A revolução na Etiópia se comparada as outras revoluções ocorridas no continente africano, possuí poucas características em comum. Antecedendo os acontecimentos que acarretaram na revolução de 1974, em 1960 inicia-se os eventos que culminaram na queda do regime: ocorre uma tentativa de golpe para derrubar o imperador, que é impedido pelos militares. A partir de então estes passam a ter consciência de seu poder na manutenção do sistema, levando o imperador a conceder cada vez mais privilégios para garantir o seu apoio. Todavia, o baixo desenvolvimento econômico oriundo de uma estrutura pré-capitalista, na qual continha elementos que se aproximavam de um sistema feudal, a concentração de poder nas mãos do imperador, a crise agrícola e as falhas tentativas de modernização neste campo aumenta a pressão dos grupos societários, principalmente por parte dos estudantes.

O golpe ocorre após uma grande seca causar devastações e privações para a população, ocasionando a morte aproximadamente de quase 300 mil pessoas como consequência da recusa do governo em pedir ajuda externa. A insatisfação popular se agrava, todavia, pela ausência de experiência organizacional e liderança dos civis, os militares dissidentes com maior autonomia e organização guiaram o processo revolucionário que acarretou na deposição do monarca Hailé Selaissé, através de um comitê de organização chamado DERG, para o qual as forças armadas elegiam seus representantes.

Inicialmente, Selaissé consegue conter os protestos dos militares ao atender suas demandas, mas a contenção é apenas temporária, pois os setores da sociedade se politizam cada vez mais no decorrer do processo revolucionário. A deposição de Selaissé ocorreu de maneira pacífica, com grupos militares apoiados pelos estudantes, professores, taxistas, membros da burocracia estatal e outros, ocupando espaços e realizando protestos na reivindicação de mais direitos para o povo etíope. A deposição do imperador, que sucedeu em 12 de setembro de 1974, ocorreu sem resistência. Desde então o poder passou para as mãos dos militares, com a formação do Conselho Administrativo Militar Provisório, órgão proveniente do DERG e composto para governar provisoriamente. Ademais, a sociedade civil estava desorganizada, dispersa, o que prorrogou ainda mais para a liderança dos militares.

Após estabilizarem o seu controle, os militares iniciaram uma nova etapa da revolução, marcado por um momento extremamente violento, que causou mortes e descontentamento popular. A insurgência de um novo regime, sobre os moldes de uma ideologia marxista-leninista, fez com que os opositores do antigo regime se dividissem em grupos concorrentes. Mas para garantir a estabilidade do poder, os militares instauraram uma perseguição denominada "Terror Vermelho", no intuito de contestar as vozes de insatisfação.

___

Exercício proposto:
Transcreva o trecho do texto sobre a revolução na Etiópia que vai de "Inicialmente, Selaissé consegue" até "liderança dos militares.", substituindo "deposição" por "destituição".

Dados extraídos de uma coleção:
___

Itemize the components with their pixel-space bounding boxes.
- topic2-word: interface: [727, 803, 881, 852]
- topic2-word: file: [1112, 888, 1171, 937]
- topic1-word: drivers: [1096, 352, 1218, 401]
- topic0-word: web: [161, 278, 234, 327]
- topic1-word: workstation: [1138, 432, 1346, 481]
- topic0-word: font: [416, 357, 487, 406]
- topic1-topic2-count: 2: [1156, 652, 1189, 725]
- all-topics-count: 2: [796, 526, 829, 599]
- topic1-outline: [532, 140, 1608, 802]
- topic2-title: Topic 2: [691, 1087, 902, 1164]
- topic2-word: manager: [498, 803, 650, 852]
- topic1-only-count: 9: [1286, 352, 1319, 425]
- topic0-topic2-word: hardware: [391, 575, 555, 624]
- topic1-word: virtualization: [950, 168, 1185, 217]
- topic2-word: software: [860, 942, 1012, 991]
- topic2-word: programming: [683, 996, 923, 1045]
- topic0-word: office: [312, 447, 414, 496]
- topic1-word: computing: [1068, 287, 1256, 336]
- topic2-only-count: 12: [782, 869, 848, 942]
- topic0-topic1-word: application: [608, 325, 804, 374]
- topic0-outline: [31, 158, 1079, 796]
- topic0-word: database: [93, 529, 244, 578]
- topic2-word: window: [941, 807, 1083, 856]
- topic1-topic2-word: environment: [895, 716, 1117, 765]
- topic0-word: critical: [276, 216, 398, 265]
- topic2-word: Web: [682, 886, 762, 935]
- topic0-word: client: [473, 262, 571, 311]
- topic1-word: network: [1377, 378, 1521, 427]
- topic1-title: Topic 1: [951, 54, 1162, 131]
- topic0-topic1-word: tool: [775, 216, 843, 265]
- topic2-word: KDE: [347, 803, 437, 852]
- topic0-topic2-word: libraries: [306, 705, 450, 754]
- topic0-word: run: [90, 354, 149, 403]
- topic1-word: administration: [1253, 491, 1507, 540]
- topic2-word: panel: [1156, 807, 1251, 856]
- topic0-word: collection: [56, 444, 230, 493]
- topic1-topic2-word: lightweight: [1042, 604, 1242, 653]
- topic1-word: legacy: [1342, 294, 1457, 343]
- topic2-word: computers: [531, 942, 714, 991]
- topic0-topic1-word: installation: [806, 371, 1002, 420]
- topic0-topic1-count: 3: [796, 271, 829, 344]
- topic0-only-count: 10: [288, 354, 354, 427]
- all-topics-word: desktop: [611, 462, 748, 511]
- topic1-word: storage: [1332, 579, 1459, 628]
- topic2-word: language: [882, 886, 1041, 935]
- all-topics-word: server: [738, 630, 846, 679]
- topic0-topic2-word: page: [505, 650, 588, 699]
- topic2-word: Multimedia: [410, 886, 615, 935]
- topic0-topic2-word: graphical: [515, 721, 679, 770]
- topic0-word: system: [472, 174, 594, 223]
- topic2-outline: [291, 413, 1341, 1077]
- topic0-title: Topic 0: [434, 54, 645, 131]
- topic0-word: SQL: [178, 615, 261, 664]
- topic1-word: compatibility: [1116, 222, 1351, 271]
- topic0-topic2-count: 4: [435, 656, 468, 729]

___

Exercício resolvido:
Inicialmente, Selaissé consegue conter os protestos dos militares ao atender suas demandas, mas a contenção é apenas temporária, pois os setores da sociedade se politizam cada vez mais no decorrer do processo revolucionário. A destituição de Selaissé ocorreu de maneira pacífica, com grupos militares apoiados pelos estudantes, professores, taxistas, membros da burocracia estatal e outros, ocupando espaços e realizando protestos na reivindicação de mais direitos para o povo etíope. A destituição do imperador, que sucedeu em 12 de setembro de 1974, ocorreu sem resistência. Desde então o poder passou para as mãos dos militares, com a formação do Conselho Administrativo Militar Provisório, órgão proveniente do DERG e composto para governar provisoriamente. Ademais, a sociedade civil estava desorganizada, dispersa, o que prorrogou ainda mais para a liderança dos militares.